• _WHAT YOU NEED TO DO_
Print the listing below verbatim, keeping every line unchanged.

• _DATA TO PROCESS_
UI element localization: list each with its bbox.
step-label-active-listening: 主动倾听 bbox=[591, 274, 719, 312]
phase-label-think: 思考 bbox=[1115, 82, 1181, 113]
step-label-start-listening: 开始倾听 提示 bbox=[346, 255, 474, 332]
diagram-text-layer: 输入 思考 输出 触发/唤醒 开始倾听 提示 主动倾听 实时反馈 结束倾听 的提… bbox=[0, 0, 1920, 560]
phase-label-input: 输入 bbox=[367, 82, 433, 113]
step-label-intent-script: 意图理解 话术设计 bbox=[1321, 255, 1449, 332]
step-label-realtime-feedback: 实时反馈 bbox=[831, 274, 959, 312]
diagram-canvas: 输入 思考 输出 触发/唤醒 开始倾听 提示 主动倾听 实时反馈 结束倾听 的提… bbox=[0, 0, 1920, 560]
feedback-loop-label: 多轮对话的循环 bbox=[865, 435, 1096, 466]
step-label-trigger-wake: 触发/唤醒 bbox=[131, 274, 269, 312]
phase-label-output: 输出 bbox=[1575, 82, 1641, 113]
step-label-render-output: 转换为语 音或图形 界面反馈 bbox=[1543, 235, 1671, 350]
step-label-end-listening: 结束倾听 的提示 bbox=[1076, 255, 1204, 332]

• _SOLUTION TO THE PROBLEM_
UI element localization: list each with its bbox.
step-label-active-listening: 主动倾听 bbox=[591, 274, 719, 312]
phase-label-think: 思考 bbox=[1115, 82, 1181, 113]
step-label-start-listening: 开始倾听 提示 bbox=[346, 255, 474, 332]
diagram-text-layer: 输入 思考 输出 触发/唤醒 开始倾听 提示 主动倾听 实时反馈 结束倾听 的提… bbox=[0, 0, 1920, 560]
phase-label-input: 输入 bbox=[367, 82, 433, 113]
step-label-intent-script: 意图理解 话术设计 bbox=[1321, 255, 1449, 332]
step-label-realtime-feedback: 实时反馈 bbox=[831, 274, 959, 312]
diagram-canvas: 输入 思考 输出 触发/唤醒 开始倾听 提示 主动倾听 实时反馈 结束倾听 的提… bbox=[0, 0, 1920, 560]
feedback-loop-label: 多轮对话的循环 bbox=[865, 435, 1096, 466]
step-label-trigger-wake: 触发/唤醒 bbox=[131, 274, 269, 312]
phase-label-output: 输出 bbox=[1575, 82, 1641, 113]
step-label-render-output: 转换为语 音或图形 界面反馈 bbox=[1543, 235, 1671, 350]
step-label-end-listening: 结束倾听 的提示 bbox=[1076, 255, 1204, 332]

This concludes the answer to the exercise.